## What is required
Without the images, print all the entries below exactly as given.

========

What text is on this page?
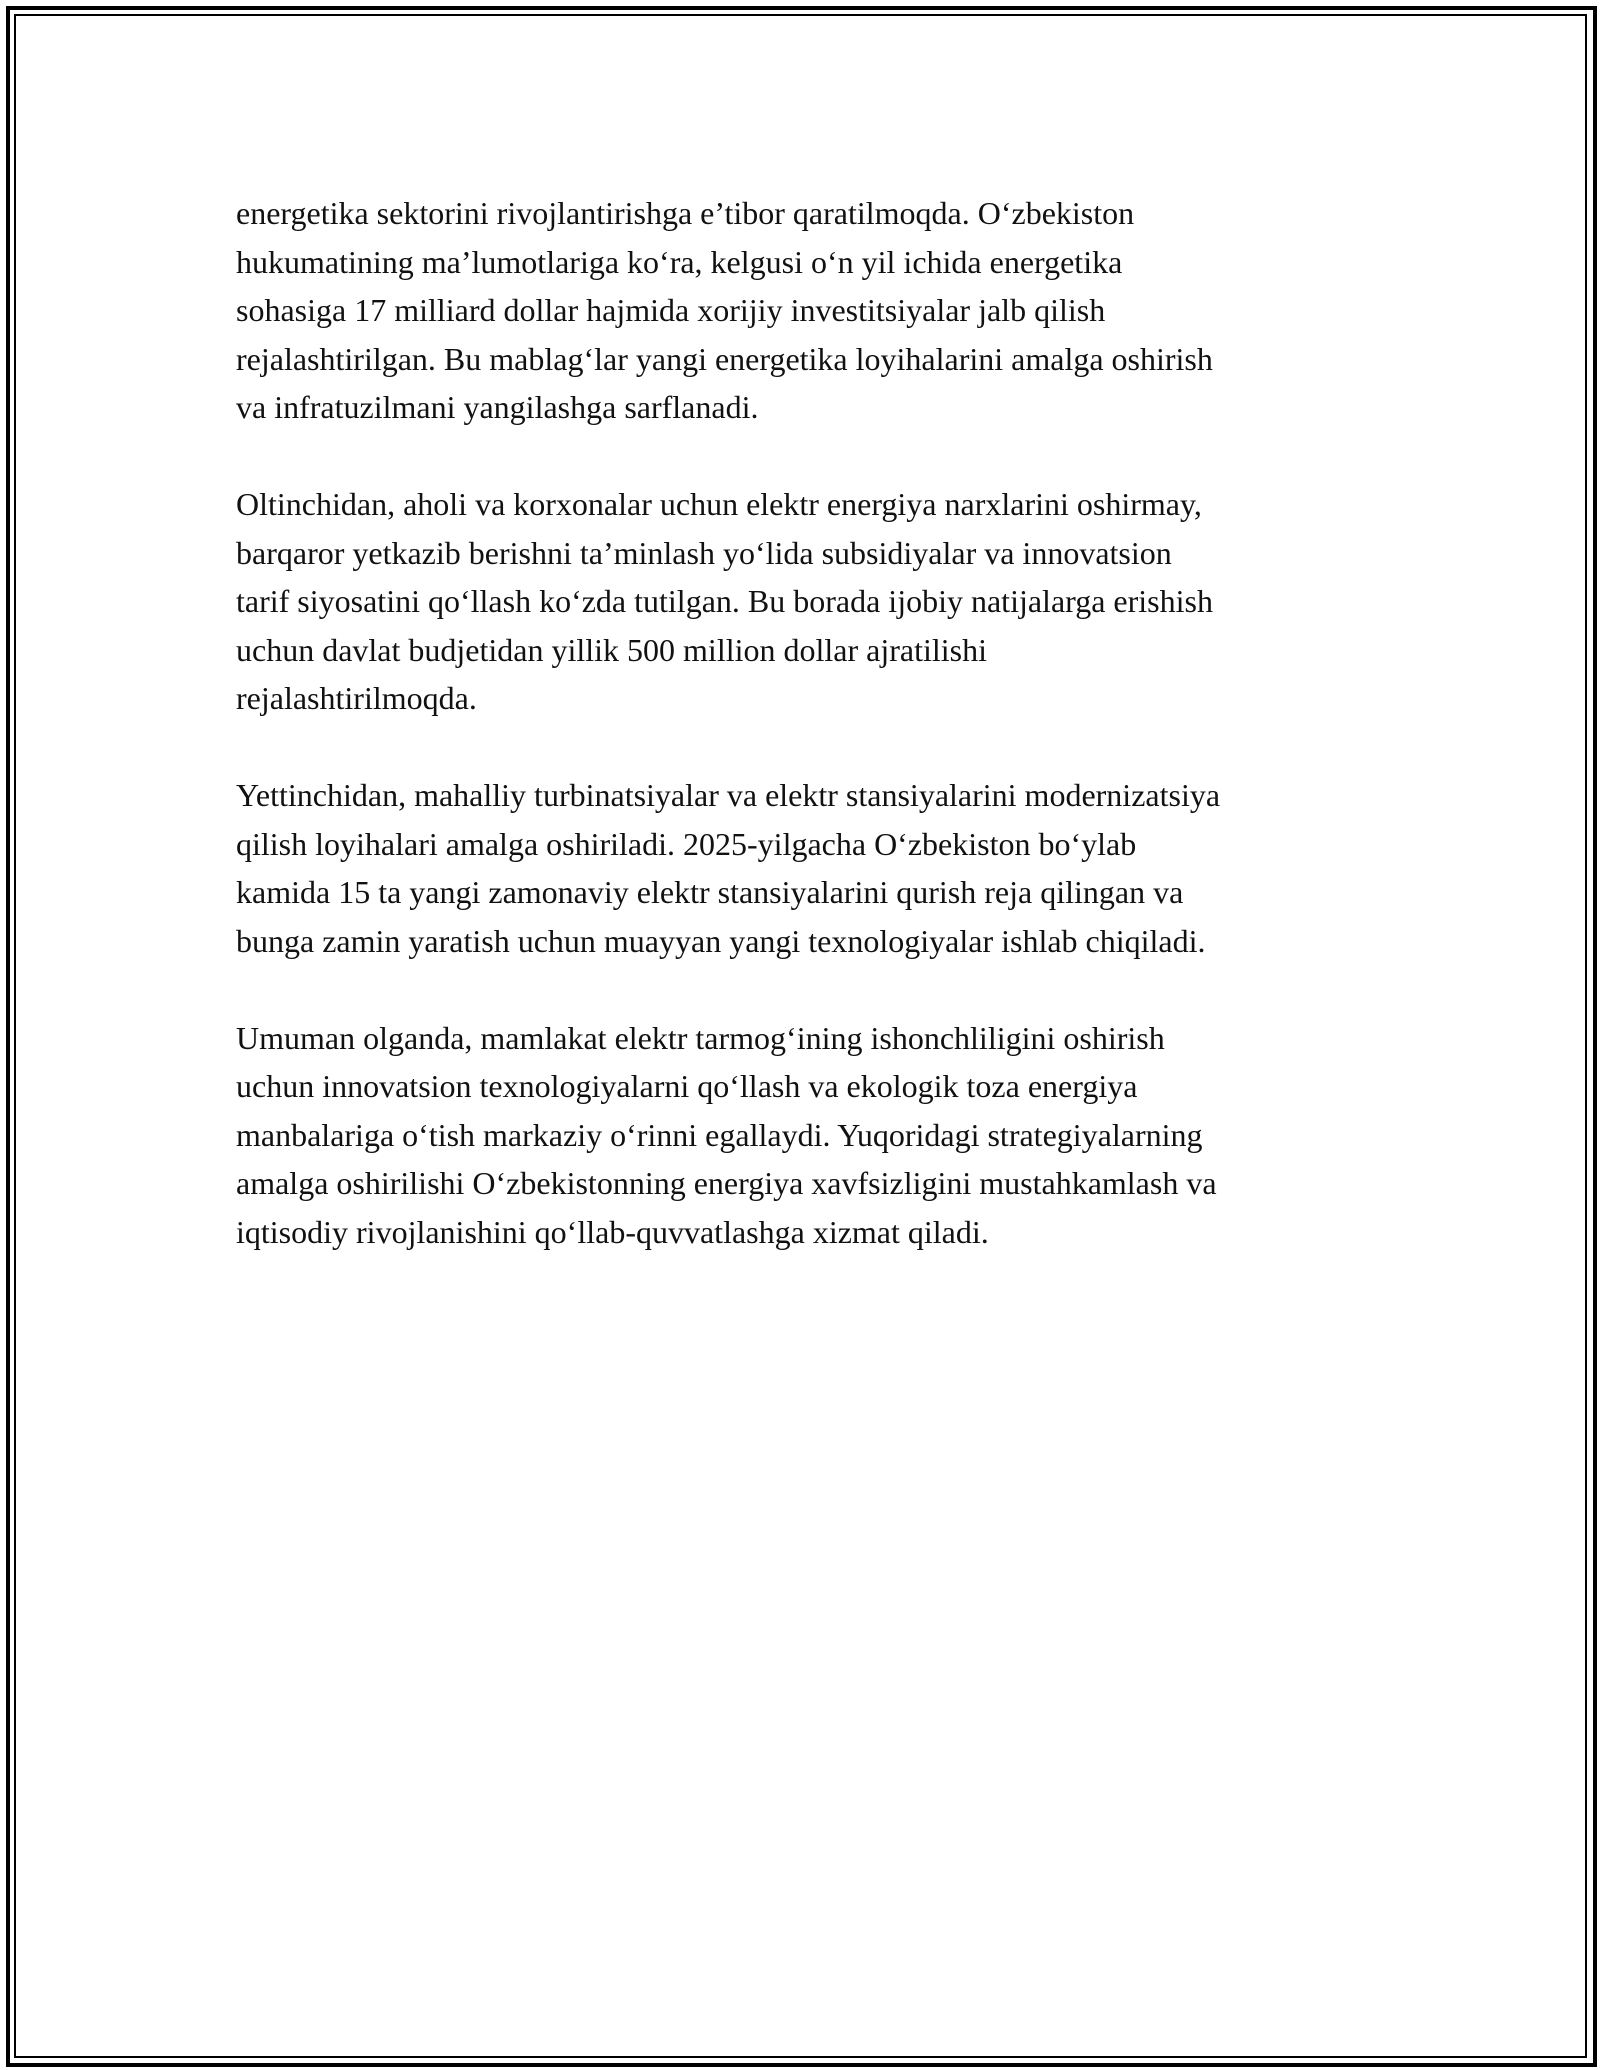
energetika sektorini rivojlantirishga e’tibor qaratilmoqda. O‘zbekiston
hukumatining ma’lumotlariga ko‘ra, kelgusi o‘n yil ichida energetika
sohasiga 17 milliard dollar hajmida xorijiy investitsiyalar jalb qilish
rejalashtirilgan. Bu mablag‘lar yangi energetika loyihalarini amalga oshirish
va infratuzilmani yangilashga sarflanadi.

Oltinchidan, aholi va korxonalar uchun elektr energiya narxlarini oshirmay,
barqaror yetkazib berishni ta’minlash yo‘lida subsidiyalar va innovatsion
tarif siyosatini qo‘llash ko‘zda tutilgan. Bu borada ijobiy natijalarga erishish
uchun davlat budjetidan yillik 500 million dollar ajratilishi
rejalashtirilmoqda.

Yettinchidan, mahalliy turbinatsiyalar va elektr stansiyalarini modernizatsiya
qilish loyihalari amalga oshiriladi. 2025-yilgacha O‘zbekiston bo‘ylab
kamida 15 ta yangi zamonaviy elektr stansiyalarini qurish reja qilingan va
bunga zamin yaratish uchun muayyan yangi texnologiyalar ishlab chiqiladi.

Umuman olganda, mamlakat elektr tarmog‘ining ishonchliligini oshirish
uchun innovatsion texnologiyalarni qo‘llash va ekologik toza energiya
manbalariga o‘tish markaziy o‘rinni egallaydi. Yuqoridagi strategiyalarning
amalga oshirilishi O‘zbekistonning energiya xavfsizligini mustahkamlash va
iqtisodiy rivojlanishini qo‘llab-quvvatlashga xizmat qiladi.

========

## Output below
What text is on this page?
energetika sektorini rivojlantirishga e’tibor qaratilmoqda. O‘zbekiston
hukumatining ma’lumotlariga ko‘ra, kelgusi o‘n yil ichida energetika
sohasiga 17 milliard dollar hajmida xorijiy investitsiyalar jalb qilish
rejalashtirilgan. Bu mablag‘lar yangi energetika loyihalarini amalga oshirish
va infratuzilmani yangilashga sarflanadi.

Oltinchidan, aholi va korxonalar uchun elektr energiya narxlarini oshirmay,
barqaror yetkazib berishni ta’minlash yo‘lida subsidiyalar va innovatsion
tarif siyosatini qo‘llash ko‘zda tutilgan. Bu borada ijobiy natijalarga erishish
uchun davlat budjetidan yillik 500 million dollar ajratilishi
rejalashtirilmoqda.

Yettinchidan, mahalliy turbinatsiyalar va elektr stansiyalarini modernizatsiya
qilish loyihalari amalga oshiriladi. 2025-yilgacha O‘zbekiston bo‘ylab
kamida 15 ta yangi zamonaviy elektr stansiyalarini qurish reja qilingan va
bunga zamin yaratish uchun muayyan yangi texnologiyalar ishlab chiqiladi.

Umuman olganda, mamlakat elektr tarmog‘ining ishonchliligini oshirish
uchun innovatsion texnologiyalarni qo‘llash va ekologik toza energiya
manbalariga o‘tish markaziy o‘rinni egallaydi. Yuqoridagi strategiyalarning
amalga oshirilishi O‘zbekistonning energiya xavfsizligini mustahkamlash va
iqtisodiy rivojlanishini qo‘llab-quvvatlashga xizmat qiladi.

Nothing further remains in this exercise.